> _本文_
---*---

国公労新聞|2024年12月10日号|第1635号

実質賃金が過去最低
大幅賃上げで暮らし改善

 —2025年春闘方針のポイントについて、笠松鉄兵書記長にお聞きします。25年国民春闘はどのような情勢のもとでとりくまれるのですか?

 労働者・国民の生活はますます苦しくなっています。これを打開する春闘としなければなりません。日本経済は30年以上にわたって停滞・衰退してきました。そこへ物価高騰が襲い掛かっています。総務省が11月22日に発表した10月の全国消費者物価指数(2020年=100)は、価格変動の大きい生鮮食品を除く総合指数が108.8と前年同月比で2.3%上昇しており、38か月連続の上昇となっています。その影響もあって、8・9月の実質賃金は再びマイナスに転じています。

---*---

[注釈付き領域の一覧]

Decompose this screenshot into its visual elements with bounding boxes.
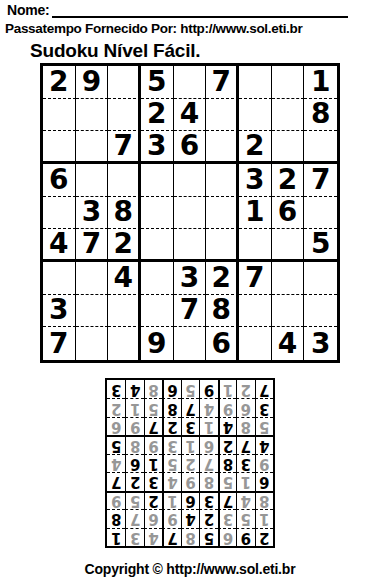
solution-cell-r5c5: 2 bbox=[181, 454, 199, 472]
sudoku-cell-r6c3: 2 bbox=[108, 229, 141, 262]
sudoku-cell-r6c9: 5 bbox=[304, 229, 337, 262]
sudoku-cell-r6c5 bbox=[174, 229, 207, 262]
sudoku-cell-r7c5: 3 bbox=[174, 262, 207, 295]
solution-cell-r9c6: 6 bbox=[162, 380, 180, 398]
solution-cell-r2c9: 8 bbox=[107, 509, 125, 527]
sudoku-cell-r5c1 bbox=[43, 197, 76, 230]
sudoku-cell-r6c2: 7 bbox=[76, 229, 109, 262]
solution-cell-r1c5: 8 bbox=[181, 528, 199, 546]
solution-cell-r7c4: 1 bbox=[199, 417, 217, 435]
solution-cell-r8c3: 9 bbox=[218, 398, 236, 416]
solution-cell-r6c8: 8 bbox=[125, 435, 143, 453]
provider-line: Passatempo Fornecido Por: http://www.sol… bbox=[5, 21, 377, 36]
sudoku-cell-r3c8 bbox=[272, 131, 305, 164]
sudoku-cell-r7c4 bbox=[141, 262, 174, 295]
solution-cell-r9c7: 8 bbox=[144, 380, 162, 398]
sudoku-cell-r8c2 bbox=[76, 295, 109, 328]
sudoku-cell-r4c3 bbox=[108, 164, 141, 197]
solution-cell-r1c1: 2 bbox=[255, 528, 273, 546]
sudoku-cell-r2c5: 4 bbox=[174, 99, 207, 132]
sudoku-cell-r1c6: 7 bbox=[206, 66, 239, 99]
sudoku-cell-r6c8 bbox=[272, 229, 305, 262]
sudoku-cell-r7c2 bbox=[76, 262, 109, 295]
solution-cell-r9c1: 7 bbox=[255, 380, 273, 398]
solution-cell-r2c8: 7 bbox=[125, 509, 143, 527]
solution-cell-r6c1: 4 bbox=[255, 435, 273, 453]
solution-cell-r2c1: 1 bbox=[255, 509, 273, 527]
solution-cell-r3c4: 3 bbox=[199, 491, 217, 509]
sudoku-cell-r9c4: 9 bbox=[141, 327, 174, 360]
solution-cell-r7c3: 4 bbox=[218, 417, 236, 435]
solution-cell-r8c2: 6 bbox=[236, 398, 254, 416]
solution-cell-r4c4: 8 bbox=[199, 472, 217, 490]
solution-cell-r4c3: 5 bbox=[218, 472, 236, 490]
solution-cell-r4c8: 2 bbox=[125, 472, 143, 490]
sudoku-cell-r1c2: 9 bbox=[76, 66, 109, 99]
solution-cell-r8c6: 8 bbox=[162, 398, 180, 416]
solution-cell-r1c4: 5 bbox=[199, 528, 217, 546]
solution-cell-r8c7: 5 bbox=[144, 398, 162, 416]
sudoku-cell-r8c5: 7 bbox=[174, 295, 207, 328]
solution-cell-r3c1: 8 bbox=[255, 491, 273, 509]
sudoku-cell-r5c6 bbox=[206, 197, 239, 230]
solution-cell-r2c6: 9 bbox=[162, 509, 180, 527]
sudoku-cell-r3c2 bbox=[76, 131, 109, 164]
sudoku-cell-r8c4 bbox=[141, 295, 174, 328]
solution-cell-r1c3: 6 bbox=[218, 528, 236, 546]
solution-cell-r3c8: 5 bbox=[125, 491, 143, 509]
sudoku-cell-r9c9: 3 bbox=[304, 327, 337, 360]
sudoku-cell-r1c8 bbox=[272, 66, 305, 99]
sudoku-cell-r4c6 bbox=[206, 164, 239, 197]
solution-cell-r3c5: 6 bbox=[181, 491, 199, 509]
sudoku-cell-r2c9: 8 bbox=[304, 99, 337, 132]
sudoku-cell-r1c9: 1 bbox=[304, 66, 337, 99]
solution-cell-r6c3: 2 bbox=[218, 435, 236, 453]
solution-cell-r4c1: 6 bbox=[255, 472, 273, 490]
solution-cell-r8c9: 2 bbox=[107, 398, 125, 416]
solution-cell-r9c3: 1 bbox=[218, 380, 236, 398]
solution-cell-r2c5: 4 bbox=[181, 509, 199, 527]
sudoku-cell-r5c3: 8 bbox=[108, 197, 141, 230]
main-sudoku-grid: 295712487362632738164725432737879643 bbox=[40, 63, 340, 363]
solution-cell-r1c9: 1 bbox=[107, 528, 125, 546]
sudoku-cell-r9c6: 6 bbox=[206, 327, 239, 360]
sudoku-cell-r8c6: 8 bbox=[206, 295, 239, 328]
solution-cell-r7c9: 6 bbox=[107, 417, 125, 435]
sudoku-cell-r6c4 bbox=[141, 229, 174, 262]
sudoku-cell-r6c1: 4 bbox=[43, 229, 76, 262]
sudoku-cell-r2c8 bbox=[272, 99, 305, 132]
sudoku-cell-r4c4 bbox=[141, 164, 174, 197]
solution-cell-r4c2: 1 bbox=[236, 472, 254, 490]
solution-cell-r7c1: 5 bbox=[255, 417, 273, 435]
sudoku-cell-r6c6 bbox=[206, 229, 239, 262]
sudoku-cell-r4c5 bbox=[174, 164, 207, 197]
solution-cell-r2c2: 5 bbox=[236, 509, 254, 527]
solution-cell-r5c4: 7 bbox=[199, 454, 217, 472]
sudoku-cell-r4c2 bbox=[76, 164, 109, 197]
sudoku-cell-r2c7 bbox=[239, 99, 272, 132]
sudoku-cell-r8c8 bbox=[272, 295, 305, 328]
sudoku-cell-r7c6: 2 bbox=[206, 262, 239, 295]
solution-cell-r6c5: 1 bbox=[181, 435, 199, 453]
sudoku-cell-r8c3 bbox=[108, 295, 141, 328]
solution-cell-r7c2: 8 bbox=[236, 417, 254, 435]
solution-cell-r7c5: 3 bbox=[181, 417, 199, 435]
sudoku-cell-r9c2 bbox=[76, 327, 109, 360]
sudoku-cell-r1c4: 5 bbox=[141, 66, 174, 99]
sudoku-cell-r7c7: 7 bbox=[239, 262, 272, 295]
sudoku-cell-r1c5 bbox=[174, 66, 207, 99]
solution-cell-r4c6: 4 bbox=[162, 472, 180, 490]
copyright-line: Copyright © http://www.sol.eti.br bbox=[0, 561, 380, 577]
sudoku-cell-r7c8 bbox=[272, 262, 305, 295]
solution-cell-r9c5: 5 bbox=[181, 380, 199, 398]
solution-cell-r7c8: 9 bbox=[125, 417, 143, 435]
sudoku-cell-r3c4: 3 bbox=[141, 131, 174, 164]
sudoku-cell-r1c1: 2 bbox=[43, 66, 76, 99]
solution-cell-r9c9: 3 bbox=[107, 380, 125, 398]
sudoku-cell-r4c9: 7 bbox=[304, 164, 337, 197]
name-label: Nome: bbox=[7, 2, 50, 18]
solution-cell-r3c3: 7 bbox=[218, 491, 236, 509]
solution-cell-r7c7: 7 bbox=[144, 417, 162, 435]
sudoku-cell-r2c3 bbox=[108, 99, 141, 132]
sudoku-cell-r2c6 bbox=[206, 99, 239, 132]
solution-cell-r6c6: 3 bbox=[162, 435, 180, 453]
solution-grid: 2965874311532496788473612596158943279387… bbox=[105, 378, 275, 548]
solution-cell-r1c7: 4 bbox=[144, 528, 162, 546]
sudoku-cell-r7c9 bbox=[304, 262, 337, 295]
solution-cell-r4c9: 7 bbox=[107, 472, 125, 490]
solution-cell-r9c4: 9 bbox=[199, 380, 217, 398]
sudoku-cell-r4c8: 2 bbox=[272, 164, 305, 197]
solution-cell-r6c9: 5 bbox=[107, 435, 125, 453]
sudoku-cell-r1c7 bbox=[239, 66, 272, 99]
name-row: Nome: bbox=[7, 2, 348, 18]
sudoku-cell-r5c8: 6 bbox=[272, 197, 305, 230]
solution-cell-r8c5: 7 bbox=[181, 398, 199, 416]
solution-cell-r9c2: 2 bbox=[236, 380, 254, 398]
sudoku-cell-r8c1: 3 bbox=[43, 295, 76, 328]
solution-cell-r3c7: 2 bbox=[144, 491, 162, 509]
sudoku-cell-r9c3 bbox=[108, 327, 141, 360]
sudoku-cell-r3c1 bbox=[43, 131, 76, 164]
solution-cell-r5c2: 3 bbox=[236, 454, 254, 472]
solution-cell-r4c5: 9 bbox=[181, 472, 199, 490]
sudoku-cell-r3c6 bbox=[206, 131, 239, 164]
sudoku-cell-r3c3: 7 bbox=[108, 131, 141, 164]
sudoku-cell-r3c7: 2 bbox=[239, 131, 272, 164]
solution-cell-r2c4: 2 bbox=[199, 509, 217, 527]
solution-cell-r6c2: 7 bbox=[236, 435, 254, 453]
sudoku-cell-r2c2 bbox=[76, 99, 109, 132]
sudoku-cell-r5c7: 1 bbox=[239, 197, 272, 230]
sudoku-cell-r7c3: 4 bbox=[108, 262, 141, 295]
solution-cell-r6c4: 6 bbox=[199, 435, 217, 453]
sudoku-cell-r4c1: 6 bbox=[43, 164, 76, 197]
solution-cell-r7c6: 2 bbox=[162, 417, 180, 435]
solution-cell-r4c7: 3 bbox=[144, 472, 162, 490]
solution-cell-r1c2: 9 bbox=[236, 528, 254, 546]
sudoku-cell-r6c7 bbox=[239, 229, 272, 262]
sudoku-cell-r3c5: 6 bbox=[174, 131, 207, 164]
solution-cell-r5c1: 9 bbox=[255, 454, 273, 472]
solution-cell-r2c7: 6 bbox=[144, 509, 162, 527]
sudoku-cell-r3c9 bbox=[304, 131, 337, 164]
solution-cell-r5c8: 6 bbox=[125, 454, 143, 472]
sudoku-cell-r7c1 bbox=[43, 262, 76, 295]
solution-cell-r3c9: 9 bbox=[107, 491, 125, 509]
sudoku-cell-r2c1 bbox=[43, 99, 76, 132]
solution-cell-r2c3: 3 bbox=[218, 509, 236, 527]
solution-cell-r5c7: 1 bbox=[144, 454, 162, 472]
sudoku-cell-r5c2: 3 bbox=[76, 197, 109, 230]
name-underline bbox=[52, 2, 348, 18]
solution-cell-r5c3: 8 bbox=[218, 454, 236, 472]
sudoku-cell-r9c5 bbox=[174, 327, 207, 360]
sudoku-cell-r5c5 bbox=[174, 197, 207, 230]
solution-cell-r8c8: 1 bbox=[125, 398, 143, 416]
sudoku-cell-r9c1: 7 bbox=[43, 327, 76, 360]
solution-cell-r8c4: 4 bbox=[199, 398, 217, 416]
sudoku-cell-r9c8: 4 bbox=[272, 327, 305, 360]
solution-cell-r8c1: 3 bbox=[255, 398, 273, 416]
sudoku-cell-r1c3 bbox=[108, 66, 141, 99]
sudoku-cell-r5c9 bbox=[304, 197, 337, 230]
solution-cell-r6c7: 9 bbox=[144, 435, 162, 453]
sudoku-cell-r4c7: 3 bbox=[239, 164, 272, 197]
solution-cell-r5c9: 4 bbox=[107, 454, 125, 472]
solution-cell-r3c2: 4 bbox=[236, 491, 254, 509]
page-title: Sudoku Nível Fácil. bbox=[30, 40, 200, 62]
solution-cell-r3c6: 1 bbox=[162, 491, 180, 509]
solution-cell-r1c8: 3 bbox=[125, 528, 143, 546]
sudoku-cell-r2c4: 2 bbox=[141, 99, 174, 132]
sudoku-cell-r9c7 bbox=[239, 327, 272, 360]
solution-cell-r9c8: 4 bbox=[125, 380, 143, 398]
solution-cell-r5c6: 5 bbox=[162, 454, 180, 472]
solution-cell-r1c6: 7 bbox=[162, 528, 180, 546]
sudoku-cell-r5c4 bbox=[141, 197, 174, 230]
sudoku-cell-r8c7 bbox=[239, 295, 272, 328]
sudoku-cell-r8c9 bbox=[304, 295, 337, 328]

---*---

> _作業指示_
- a) 上の行データのうち、「solution-cell-r5c5: 2 bbox=[181, 454, 199, 472]」を含む行から「solution-cell-r1c5: 8 bbox=[181, 528, 199, 546]」を含む行までを、「sudoku-cell」を「puzzle-cell」に置き換えて更新してください。ほかは変えずに、その範囲の行だけを示すこと。
- b) 実質賃金と春闘をめぐる記事を、最後の文のあとから書き続けてください。

> _解答例_
- a)
solution-cell-r5c5: 2 bbox=[181, 454, 199, 472]
puzzle-cell-r6c3: 2 bbox=[108, 229, 141, 262]
puzzle-cell-r6c9: 5 bbox=[304, 229, 337, 262]
puzzle-cell-r6c5 bbox=[174, 229, 207, 262]
puzzle-cell-r7c5: 3 bbox=[174, 262, 207, 295]
solution-cell-r9c6: 6 bbox=[162, 380, 180, 398]
solution-cell-r2c9: 8 bbox=[107, 509, 125, 527]
puzzle-cell-r5c1 bbox=[43, 197, 76, 230]
puzzle-cell-r6c2: 7 bbox=[76, 229, 109, 262]
solution-cell-r1c5: 8 bbox=[181, 528, 199, 546]

- b)
 こうした状況を尻目に、大企業や大資産家に富が集積しています。財務省が12月2日に発表した2024年7〜9月期の法人企業統計によると、資本金10億円以上の全産業(金融・保険業含む)の大企業が保有する内部留保は53兆円となり、過去最大を更新し実質賃金は過去最低です。アベノミクス前の2012年と比べて経常利益は約1.7倍、株主配当は2.4倍、役員報酬は30%増と大幅に増加する一方で、労働分配率(2023年度)は38.1%と過去最低を記録しています。このように、労働者を犠牲にしてつくられた富を労働者に還元させることが求められています。いまこそ大企業が社会的責任を果たすべきときです。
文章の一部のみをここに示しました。